◆ What to do
Copy out every line of the records that follow, leaving each one unchanged.

Labeled region entries
════════════════════
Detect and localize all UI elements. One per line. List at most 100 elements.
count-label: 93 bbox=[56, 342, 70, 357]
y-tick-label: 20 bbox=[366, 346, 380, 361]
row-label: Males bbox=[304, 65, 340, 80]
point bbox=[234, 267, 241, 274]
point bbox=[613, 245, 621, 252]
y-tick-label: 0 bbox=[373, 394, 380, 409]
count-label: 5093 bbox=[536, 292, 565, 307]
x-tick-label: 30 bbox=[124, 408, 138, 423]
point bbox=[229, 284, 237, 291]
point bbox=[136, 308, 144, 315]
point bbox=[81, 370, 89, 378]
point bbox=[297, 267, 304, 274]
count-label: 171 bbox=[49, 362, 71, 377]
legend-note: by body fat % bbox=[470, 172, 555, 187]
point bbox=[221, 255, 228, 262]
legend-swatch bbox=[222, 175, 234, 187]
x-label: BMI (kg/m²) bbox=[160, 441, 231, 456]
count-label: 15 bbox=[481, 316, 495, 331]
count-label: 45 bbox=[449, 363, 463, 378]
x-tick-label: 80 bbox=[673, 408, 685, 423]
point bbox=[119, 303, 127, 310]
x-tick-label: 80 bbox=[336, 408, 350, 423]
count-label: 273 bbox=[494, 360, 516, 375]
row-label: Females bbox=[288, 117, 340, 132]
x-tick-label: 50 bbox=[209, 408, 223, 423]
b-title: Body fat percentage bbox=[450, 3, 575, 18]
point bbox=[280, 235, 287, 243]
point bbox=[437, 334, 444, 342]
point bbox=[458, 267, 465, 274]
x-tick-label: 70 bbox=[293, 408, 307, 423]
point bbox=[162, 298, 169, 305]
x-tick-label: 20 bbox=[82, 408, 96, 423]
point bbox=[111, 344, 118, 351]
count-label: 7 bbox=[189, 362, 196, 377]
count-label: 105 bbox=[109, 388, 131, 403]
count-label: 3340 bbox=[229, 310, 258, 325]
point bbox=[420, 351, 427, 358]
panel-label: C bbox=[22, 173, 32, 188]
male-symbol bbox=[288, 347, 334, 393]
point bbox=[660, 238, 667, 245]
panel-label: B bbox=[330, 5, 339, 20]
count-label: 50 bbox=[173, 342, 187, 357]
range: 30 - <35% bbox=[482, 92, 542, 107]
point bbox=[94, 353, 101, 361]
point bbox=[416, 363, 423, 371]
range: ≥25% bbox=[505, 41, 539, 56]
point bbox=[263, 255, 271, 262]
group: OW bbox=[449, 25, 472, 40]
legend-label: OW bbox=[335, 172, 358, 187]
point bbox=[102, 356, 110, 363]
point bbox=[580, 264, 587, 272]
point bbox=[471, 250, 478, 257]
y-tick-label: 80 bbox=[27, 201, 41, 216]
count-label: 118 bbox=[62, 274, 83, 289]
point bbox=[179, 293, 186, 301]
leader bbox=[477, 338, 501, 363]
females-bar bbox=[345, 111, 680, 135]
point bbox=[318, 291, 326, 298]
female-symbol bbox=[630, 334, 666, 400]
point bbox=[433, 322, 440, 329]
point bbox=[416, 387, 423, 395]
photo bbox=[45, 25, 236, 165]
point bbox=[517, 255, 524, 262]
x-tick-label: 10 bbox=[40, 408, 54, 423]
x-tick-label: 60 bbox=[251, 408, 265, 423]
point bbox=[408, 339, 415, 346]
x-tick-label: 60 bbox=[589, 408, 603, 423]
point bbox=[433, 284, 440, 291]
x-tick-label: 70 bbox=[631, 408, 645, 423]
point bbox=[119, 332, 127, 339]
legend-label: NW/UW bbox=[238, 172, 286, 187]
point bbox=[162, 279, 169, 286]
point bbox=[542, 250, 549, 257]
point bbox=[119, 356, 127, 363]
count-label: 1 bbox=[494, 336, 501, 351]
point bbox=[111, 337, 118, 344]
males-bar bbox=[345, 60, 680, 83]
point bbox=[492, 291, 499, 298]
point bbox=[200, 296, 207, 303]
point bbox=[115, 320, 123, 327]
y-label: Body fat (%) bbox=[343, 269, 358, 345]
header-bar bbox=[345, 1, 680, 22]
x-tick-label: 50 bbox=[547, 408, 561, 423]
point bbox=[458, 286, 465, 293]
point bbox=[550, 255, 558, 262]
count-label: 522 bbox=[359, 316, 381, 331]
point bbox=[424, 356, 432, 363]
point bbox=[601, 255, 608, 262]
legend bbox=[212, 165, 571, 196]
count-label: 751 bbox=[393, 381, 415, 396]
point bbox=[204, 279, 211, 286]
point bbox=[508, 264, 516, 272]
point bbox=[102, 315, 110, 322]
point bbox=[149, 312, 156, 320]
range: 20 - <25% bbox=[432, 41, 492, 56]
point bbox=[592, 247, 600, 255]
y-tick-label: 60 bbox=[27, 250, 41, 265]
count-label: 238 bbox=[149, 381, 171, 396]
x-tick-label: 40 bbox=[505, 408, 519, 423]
════════════════════
◆ Final result
Detect and localize all UI elements. One per line. List at most 100 elements.
count-label: 93 bbox=[56, 342, 70, 357]
y-tick-label: 20 bbox=[366, 346, 380, 361]
row-label: Males bbox=[304, 65, 340, 80]
point bbox=[234, 267, 241, 274]
point bbox=[613, 245, 621, 252]
y-tick-label: 0 bbox=[373, 394, 380, 409]
count-label: 5093 bbox=[536, 292, 565, 307]
x-tick-label: 30 bbox=[124, 408, 138, 423]
point bbox=[229, 284, 237, 291]
point bbox=[136, 308, 144, 315]
point bbox=[81, 370, 89, 378]
point bbox=[297, 267, 304, 274]
count-label: 171 bbox=[49, 362, 71, 377]
legend-note: by body fat % bbox=[470, 172, 555, 187]
point bbox=[221, 255, 228, 262]
legend-swatch bbox=[222, 175, 234, 187]
x-label: BMI (kg/m²) bbox=[160, 441, 231, 456]
count-label: 15 bbox=[481, 316, 495, 331]
count-label: 45 bbox=[449, 363, 463, 378]
x-tick-label: 80 bbox=[673, 408, 685, 423]
point bbox=[119, 303, 127, 310]
x-tick-label: 80 bbox=[336, 408, 350, 423]
count-label: 273 bbox=[494, 360, 516, 375]
row-label: Females bbox=[288, 117, 340, 132]
x-tick-label: 50 bbox=[209, 408, 223, 423]
b-title: Body fat percentage bbox=[450, 3, 575, 18]
point bbox=[280, 235, 287, 243]
point bbox=[437, 334, 444, 342]
point bbox=[458, 267, 465, 274]
x-tick-label: 70 bbox=[293, 408, 307, 423]
point bbox=[162, 298, 169, 305]
x-tick-label: 20 bbox=[82, 408, 96, 423]
point bbox=[111, 344, 118, 351]
count-label: 7 bbox=[189, 362, 196, 377]
count-label: 105 bbox=[109, 388, 131, 403]
count-label: 3340 bbox=[229, 310, 258, 325]
point bbox=[420, 351, 427, 358]
panel-label: C bbox=[22, 173, 32, 188]
male-symbol bbox=[288, 347, 334, 393]
point bbox=[660, 238, 667, 245]
panel-label: B bbox=[330, 5, 339, 20]
count-label: 50 bbox=[173, 342, 187, 357]
range: 30 - <35% bbox=[482, 92, 542, 107]
point bbox=[94, 353, 101, 361]
point bbox=[416, 363, 423, 371]
range: ≥25% bbox=[505, 41, 539, 56]
point bbox=[263, 255, 271, 262]
group: OW bbox=[449, 25, 472, 40]
legend-label: OW bbox=[335, 172, 358, 187]
point bbox=[102, 356, 110, 363]
point bbox=[580, 264, 587, 272]
point bbox=[471, 250, 478, 257]
y-tick-label: 80 bbox=[27, 201, 41, 216]
count-label: 118 bbox=[62, 274, 83, 289]
point bbox=[179, 293, 186, 301]
leader bbox=[477, 338, 501, 363]
females-bar bbox=[345, 111, 680, 135]
point bbox=[318, 291, 326, 298]
female-symbol bbox=[630, 334, 666, 400]
point bbox=[433, 322, 440, 329]
point bbox=[416, 387, 423, 395]
photo bbox=[45, 25, 236, 165]
point bbox=[517, 255, 524, 262]
x-tick-label: 10 bbox=[40, 408, 54, 423]
x-tick-label: 60 bbox=[251, 408, 265, 423]
point bbox=[408, 339, 415, 346]
x-tick-label: 60 bbox=[589, 408, 603, 423]
point bbox=[433, 284, 440, 291]
x-tick-label: 70 bbox=[631, 408, 645, 423]
point bbox=[119, 332, 127, 339]
legend-label: NW/UW bbox=[238, 172, 286, 187]
point bbox=[162, 279, 169, 286]
point bbox=[542, 250, 549, 257]
point bbox=[119, 356, 127, 363]
count-label: 1 bbox=[494, 336, 501, 351]
point bbox=[111, 337, 118, 344]
males-bar bbox=[345, 60, 680, 83]
point bbox=[492, 291, 499, 298]
point bbox=[200, 296, 207, 303]
point bbox=[115, 320, 123, 327]
y-label: Body fat (%) bbox=[343, 269, 358, 345]
header-bar bbox=[345, 1, 680, 22]
x-tick-label: 50 bbox=[547, 408, 561, 423]
point bbox=[458, 286, 465, 293]
point bbox=[550, 255, 558, 262]
count-label: 522 bbox=[359, 316, 381, 331]
point bbox=[424, 356, 432, 363]
point bbox=[601, 255, 608, 262]
legend bbox=[212, 165, 571, 196]
count-label: 751 bbox=[393, 381, 415, 396]
point bbox=[204, 279, 211, 286]
point bbox=[508, 264, 516, 272]
point bbox=[102, 315, 110, 322]
point bbox=[149, 312, 156, 320]
range: 20 - <25% bbox=[432, 41, 492, 56]
point bbox=[592, 247, 600, 255]
y-tick-label: 60 bbox=[27, 250, 41, 265]
count-label: 238 bbox=[149, 381, 171, 396]
x-tick-label: 40 bbox=[505, 408, 519, 423]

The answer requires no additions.